Can you turn the rows below, from the very first line up to and including the line containing "zoom-in-icon (421, 12, 443, 34)", into a JSON list of strings with one string per line? Skip any blank lines.

■ **Listed records**
--- START ---

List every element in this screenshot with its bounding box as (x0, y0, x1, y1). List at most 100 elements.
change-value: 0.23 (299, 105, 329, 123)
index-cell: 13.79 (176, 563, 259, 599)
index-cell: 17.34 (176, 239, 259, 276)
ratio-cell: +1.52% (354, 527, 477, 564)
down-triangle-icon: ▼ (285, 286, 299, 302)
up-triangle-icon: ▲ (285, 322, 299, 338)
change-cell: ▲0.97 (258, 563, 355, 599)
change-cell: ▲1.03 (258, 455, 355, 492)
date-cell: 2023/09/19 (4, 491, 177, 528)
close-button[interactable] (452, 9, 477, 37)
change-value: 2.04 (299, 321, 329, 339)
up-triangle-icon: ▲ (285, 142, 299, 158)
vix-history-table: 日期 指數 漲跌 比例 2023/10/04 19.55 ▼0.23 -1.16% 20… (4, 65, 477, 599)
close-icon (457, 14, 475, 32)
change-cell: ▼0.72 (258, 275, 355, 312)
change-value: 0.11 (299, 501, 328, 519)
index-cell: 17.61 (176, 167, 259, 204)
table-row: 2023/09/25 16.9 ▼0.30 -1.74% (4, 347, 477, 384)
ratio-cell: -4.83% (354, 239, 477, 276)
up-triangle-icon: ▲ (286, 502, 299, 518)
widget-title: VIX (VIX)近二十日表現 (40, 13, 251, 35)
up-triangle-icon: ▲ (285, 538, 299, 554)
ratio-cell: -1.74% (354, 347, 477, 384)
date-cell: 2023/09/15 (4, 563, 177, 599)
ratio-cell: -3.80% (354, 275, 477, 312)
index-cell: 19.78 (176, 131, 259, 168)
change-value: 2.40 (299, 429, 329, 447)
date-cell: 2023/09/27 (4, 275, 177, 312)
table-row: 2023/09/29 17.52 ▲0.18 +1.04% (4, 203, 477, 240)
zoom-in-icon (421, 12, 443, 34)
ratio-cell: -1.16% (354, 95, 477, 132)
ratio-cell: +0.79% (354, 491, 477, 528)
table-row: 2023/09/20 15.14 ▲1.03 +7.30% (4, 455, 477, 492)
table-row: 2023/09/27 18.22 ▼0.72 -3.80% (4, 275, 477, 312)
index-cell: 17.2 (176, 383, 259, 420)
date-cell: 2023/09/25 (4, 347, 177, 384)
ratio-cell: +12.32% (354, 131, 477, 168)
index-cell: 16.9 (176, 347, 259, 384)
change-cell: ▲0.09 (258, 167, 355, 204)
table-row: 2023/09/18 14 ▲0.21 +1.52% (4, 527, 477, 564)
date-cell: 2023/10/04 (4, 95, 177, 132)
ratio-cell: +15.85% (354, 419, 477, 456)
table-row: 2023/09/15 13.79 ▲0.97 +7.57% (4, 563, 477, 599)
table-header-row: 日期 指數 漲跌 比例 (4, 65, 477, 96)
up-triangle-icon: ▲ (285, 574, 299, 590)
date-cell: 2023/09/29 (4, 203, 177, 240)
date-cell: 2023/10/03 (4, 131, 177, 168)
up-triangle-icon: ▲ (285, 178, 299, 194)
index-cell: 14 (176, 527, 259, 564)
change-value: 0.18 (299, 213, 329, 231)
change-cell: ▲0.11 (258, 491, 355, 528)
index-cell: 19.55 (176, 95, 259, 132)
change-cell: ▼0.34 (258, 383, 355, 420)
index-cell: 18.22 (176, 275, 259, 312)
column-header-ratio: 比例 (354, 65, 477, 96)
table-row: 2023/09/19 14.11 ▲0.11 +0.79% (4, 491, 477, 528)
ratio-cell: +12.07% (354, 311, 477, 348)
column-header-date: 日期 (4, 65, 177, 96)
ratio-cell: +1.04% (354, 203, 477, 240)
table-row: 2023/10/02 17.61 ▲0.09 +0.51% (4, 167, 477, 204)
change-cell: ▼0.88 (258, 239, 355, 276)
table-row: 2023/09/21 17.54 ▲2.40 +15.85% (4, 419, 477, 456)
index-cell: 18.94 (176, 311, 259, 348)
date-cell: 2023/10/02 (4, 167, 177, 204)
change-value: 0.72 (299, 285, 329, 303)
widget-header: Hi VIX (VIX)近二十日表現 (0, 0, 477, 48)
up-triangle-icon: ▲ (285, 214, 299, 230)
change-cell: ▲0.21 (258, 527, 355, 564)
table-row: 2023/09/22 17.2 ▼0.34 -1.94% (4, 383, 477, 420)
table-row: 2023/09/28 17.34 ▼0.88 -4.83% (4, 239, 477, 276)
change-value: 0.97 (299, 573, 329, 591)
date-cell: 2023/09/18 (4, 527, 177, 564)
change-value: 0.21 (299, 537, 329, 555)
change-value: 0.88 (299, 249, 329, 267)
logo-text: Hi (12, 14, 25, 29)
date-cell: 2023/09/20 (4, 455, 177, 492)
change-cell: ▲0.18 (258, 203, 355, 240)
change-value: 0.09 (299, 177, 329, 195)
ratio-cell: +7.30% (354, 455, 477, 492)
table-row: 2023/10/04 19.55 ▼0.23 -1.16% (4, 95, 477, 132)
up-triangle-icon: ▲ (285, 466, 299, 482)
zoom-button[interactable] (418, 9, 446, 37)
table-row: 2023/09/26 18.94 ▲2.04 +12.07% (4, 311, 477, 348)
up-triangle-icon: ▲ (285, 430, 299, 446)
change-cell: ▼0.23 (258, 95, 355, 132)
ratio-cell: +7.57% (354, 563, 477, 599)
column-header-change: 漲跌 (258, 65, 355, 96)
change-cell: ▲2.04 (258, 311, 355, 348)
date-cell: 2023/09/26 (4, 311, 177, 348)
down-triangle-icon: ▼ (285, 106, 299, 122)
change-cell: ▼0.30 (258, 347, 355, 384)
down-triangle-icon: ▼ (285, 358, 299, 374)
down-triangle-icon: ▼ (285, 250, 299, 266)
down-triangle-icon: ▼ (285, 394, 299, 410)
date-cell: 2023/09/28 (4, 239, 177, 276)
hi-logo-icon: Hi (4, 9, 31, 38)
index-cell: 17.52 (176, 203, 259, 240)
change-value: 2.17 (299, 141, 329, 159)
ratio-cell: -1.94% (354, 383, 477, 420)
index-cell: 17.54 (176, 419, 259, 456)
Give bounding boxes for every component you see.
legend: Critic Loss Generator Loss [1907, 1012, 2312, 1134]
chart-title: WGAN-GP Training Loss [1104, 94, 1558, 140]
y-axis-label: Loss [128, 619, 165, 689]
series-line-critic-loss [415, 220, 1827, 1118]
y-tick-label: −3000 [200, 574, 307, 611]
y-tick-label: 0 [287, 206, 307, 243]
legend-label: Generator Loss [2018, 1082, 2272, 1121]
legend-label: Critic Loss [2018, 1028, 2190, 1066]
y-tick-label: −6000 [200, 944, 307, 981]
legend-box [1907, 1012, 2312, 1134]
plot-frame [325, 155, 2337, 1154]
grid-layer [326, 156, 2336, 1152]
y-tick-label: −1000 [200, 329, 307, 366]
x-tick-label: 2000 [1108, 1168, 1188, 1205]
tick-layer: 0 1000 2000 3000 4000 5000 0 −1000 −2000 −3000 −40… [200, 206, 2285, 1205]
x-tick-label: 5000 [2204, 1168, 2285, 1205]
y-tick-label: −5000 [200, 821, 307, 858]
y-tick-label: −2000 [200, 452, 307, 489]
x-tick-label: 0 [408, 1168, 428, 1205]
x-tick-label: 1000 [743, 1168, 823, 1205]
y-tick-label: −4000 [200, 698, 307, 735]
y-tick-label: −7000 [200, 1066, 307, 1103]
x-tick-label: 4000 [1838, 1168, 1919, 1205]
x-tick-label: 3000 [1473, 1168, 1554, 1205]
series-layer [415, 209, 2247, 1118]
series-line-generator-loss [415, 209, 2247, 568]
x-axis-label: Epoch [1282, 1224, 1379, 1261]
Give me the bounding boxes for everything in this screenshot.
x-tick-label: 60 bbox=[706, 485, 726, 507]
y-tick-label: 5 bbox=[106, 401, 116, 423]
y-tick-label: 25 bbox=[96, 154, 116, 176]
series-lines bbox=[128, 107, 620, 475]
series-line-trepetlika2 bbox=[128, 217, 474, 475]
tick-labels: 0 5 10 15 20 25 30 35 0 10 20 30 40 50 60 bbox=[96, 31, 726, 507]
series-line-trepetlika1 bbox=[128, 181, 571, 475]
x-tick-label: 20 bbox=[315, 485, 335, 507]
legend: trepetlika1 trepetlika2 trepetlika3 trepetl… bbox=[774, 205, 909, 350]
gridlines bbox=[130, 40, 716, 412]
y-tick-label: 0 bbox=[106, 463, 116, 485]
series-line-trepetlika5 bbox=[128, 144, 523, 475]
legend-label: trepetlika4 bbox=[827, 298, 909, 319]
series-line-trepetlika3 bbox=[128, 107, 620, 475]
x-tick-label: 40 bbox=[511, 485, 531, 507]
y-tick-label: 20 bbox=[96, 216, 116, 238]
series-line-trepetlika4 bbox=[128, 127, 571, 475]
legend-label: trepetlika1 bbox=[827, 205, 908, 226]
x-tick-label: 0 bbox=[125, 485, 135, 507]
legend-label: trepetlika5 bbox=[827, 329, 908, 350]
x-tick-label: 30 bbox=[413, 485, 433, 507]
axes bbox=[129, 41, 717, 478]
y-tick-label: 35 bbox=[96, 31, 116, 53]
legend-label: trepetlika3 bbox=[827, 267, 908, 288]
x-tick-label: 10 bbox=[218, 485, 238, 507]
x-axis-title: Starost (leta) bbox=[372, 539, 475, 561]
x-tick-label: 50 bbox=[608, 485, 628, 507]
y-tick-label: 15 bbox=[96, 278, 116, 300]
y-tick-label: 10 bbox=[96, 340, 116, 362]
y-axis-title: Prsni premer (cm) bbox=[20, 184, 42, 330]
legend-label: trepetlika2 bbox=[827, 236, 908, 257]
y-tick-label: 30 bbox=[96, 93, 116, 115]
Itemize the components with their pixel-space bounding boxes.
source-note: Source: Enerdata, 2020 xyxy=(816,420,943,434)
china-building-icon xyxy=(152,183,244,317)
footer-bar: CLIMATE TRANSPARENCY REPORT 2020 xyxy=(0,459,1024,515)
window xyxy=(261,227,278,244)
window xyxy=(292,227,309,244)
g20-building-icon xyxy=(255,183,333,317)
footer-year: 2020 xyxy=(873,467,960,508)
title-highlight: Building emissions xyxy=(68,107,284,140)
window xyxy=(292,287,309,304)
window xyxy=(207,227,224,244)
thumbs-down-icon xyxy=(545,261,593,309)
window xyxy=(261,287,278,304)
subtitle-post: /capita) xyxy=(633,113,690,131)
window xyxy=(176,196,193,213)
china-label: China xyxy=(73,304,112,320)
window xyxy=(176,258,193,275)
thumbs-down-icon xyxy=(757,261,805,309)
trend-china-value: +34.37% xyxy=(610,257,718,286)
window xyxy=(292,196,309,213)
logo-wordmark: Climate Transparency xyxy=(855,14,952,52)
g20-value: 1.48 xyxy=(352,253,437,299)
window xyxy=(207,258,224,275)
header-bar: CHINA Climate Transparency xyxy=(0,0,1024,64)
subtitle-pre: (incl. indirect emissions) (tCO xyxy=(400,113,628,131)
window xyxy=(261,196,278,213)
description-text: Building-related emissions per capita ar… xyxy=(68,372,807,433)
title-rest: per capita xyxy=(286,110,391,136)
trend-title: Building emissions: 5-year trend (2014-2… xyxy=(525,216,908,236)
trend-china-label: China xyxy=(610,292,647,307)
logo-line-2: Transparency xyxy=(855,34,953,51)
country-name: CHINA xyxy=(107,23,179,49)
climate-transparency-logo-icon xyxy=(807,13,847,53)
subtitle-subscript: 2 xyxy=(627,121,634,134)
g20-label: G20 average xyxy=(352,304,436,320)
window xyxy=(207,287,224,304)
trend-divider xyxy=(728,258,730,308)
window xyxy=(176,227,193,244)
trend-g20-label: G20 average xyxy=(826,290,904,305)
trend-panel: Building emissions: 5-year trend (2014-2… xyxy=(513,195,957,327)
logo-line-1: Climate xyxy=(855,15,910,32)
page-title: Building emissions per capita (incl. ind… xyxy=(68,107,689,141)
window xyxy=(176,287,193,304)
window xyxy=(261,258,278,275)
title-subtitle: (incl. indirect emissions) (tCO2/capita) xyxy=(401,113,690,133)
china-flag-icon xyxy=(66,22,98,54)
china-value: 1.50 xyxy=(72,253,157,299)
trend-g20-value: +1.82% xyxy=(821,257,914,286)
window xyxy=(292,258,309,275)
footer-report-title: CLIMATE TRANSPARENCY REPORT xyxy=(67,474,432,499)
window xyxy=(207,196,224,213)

--- END ---

■ **Result below**
[
  "List every element in this screenshot with its bounding box as (x0, y0, x1, y1). List at most 100 elements.",
  "change-value: 0.23 (299, 105, 329, 123)",
  "index-cell: 13.79 (176, 563, 259, 599)",
  "index-cell: 17.34 (176, 239, 259, 276)",
  "ratio-cell: +1.52% (354, 527, 477, 564)",
  "down-triangle-icon: ▼ (285, 286, 299, 302)",
  "up-triangle-icon: ▲ (285, 322, 299, 338)",
  "change-cell: ▲0.97 (258, 563, 355, 599)",
  "change-cell: ▲1.03 (258, 455, 355, 492)",
  "date-cell: 2023/09/19 (4, 491, 177, 528)",
  "close-button[interactable] (452, 9, 477, 37)",
  "change-value: 2.04 (299, 321, 329, 339)",
  "up-triangle-icon: ▲ (285, 142, 299, 158)",
  "vix-history-table: 日期 指數 漲跌 比例 2023/10/04 19.55 ▼0.23 -1.16% 20… (4, 65, 477, 599)",
  "close-icon (457, 14, 475, 32)",
  "change-cell: ▼0.72 (258, 275, 355, 312)",
  "change-value: 0.11 (299, 501, 328, 519)",
  "index-cell: 17.61 (176, 167, 259, 204)",
  "table-row: 2023/09/25 16.9 ▼0.30 -1.74% (4, 347, 477, 384)",
  "ratio-cell: -4.83% (354, 239, 477, 276)",
  "up-triangle-icon: ▲ (286, 502, 299, 518)",
  "widget-title: VIX (VIX)近二十日表現 (40, 13, 251, 35)",
  "up-triangle-icon: ▲ (285, 538, 299, 554)",
  "ratio-cell: -1.74% (354, 347, 477, 384)",
  "date-cell: 2023/09/15 (4, 563, 177, 599)",
  "ratio-cell: -3.80% (354, 275, 477, 312)",
  "index-cell: 19.78 (176, 131, 259, 168)",
  "change-value: 2.40 (299, 429, 329, 447)",
  "date-cell: 2023/09/27 (4, 275, 177, 312)",
  "table-row: 2023/09/29 17.52 ▲0.18 +1.04% (4, 203, 477, 240)",
  "zoom-in-icon (421, 12, 443, 34)"
]